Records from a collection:
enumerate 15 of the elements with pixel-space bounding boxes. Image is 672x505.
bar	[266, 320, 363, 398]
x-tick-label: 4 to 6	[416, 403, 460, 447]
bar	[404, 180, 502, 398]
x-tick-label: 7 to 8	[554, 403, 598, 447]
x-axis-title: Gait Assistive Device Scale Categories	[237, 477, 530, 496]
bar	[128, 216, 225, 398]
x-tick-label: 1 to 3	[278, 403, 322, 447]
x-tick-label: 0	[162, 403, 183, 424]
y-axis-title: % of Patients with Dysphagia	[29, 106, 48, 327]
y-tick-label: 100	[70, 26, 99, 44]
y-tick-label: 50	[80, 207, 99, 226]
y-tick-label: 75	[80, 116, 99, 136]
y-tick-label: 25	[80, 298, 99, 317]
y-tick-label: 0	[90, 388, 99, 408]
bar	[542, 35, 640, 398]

## EXERCISE GOAL
The answer must be every entry, reproduced exactly.

## SOLUTION FOR THIS PROBLEM
enumerate 15 of the elements with pixel-space bounding boxes. Image is 672x505.
bar	[266, 320, 363, 398]
x-tick-label: 4 to 6	[416, 403, 460, 447]
bar	[404, 180, 502, 398]
x-tick-label: 7 to 8	[554, 403, 598, 447]
x-axis-title: Gait Assistive Device Scale Categories	[237, 477, 530, 496]
bar	[128, 216, 225, 398]
x-tick-label: 1 to 3	[278, 403, 322, 447]
x-tick-label: 0	[162, 403, 183, 424]
y-axis-title: % of Patients with Dysphagia	[29, 106, 48, 327]
y-tick-label: 100	[70, 26, 99, 44]
y-tick-label: 50	[80, 207, 99, 226]
y-tick-label: 75	[80, 116, 99, 136]
y-tick-label: 25	[80, 298, 99, 317]
y-tick-label: 0	[90, 388, 99, 408]
bar	[542, 35, 640, 398]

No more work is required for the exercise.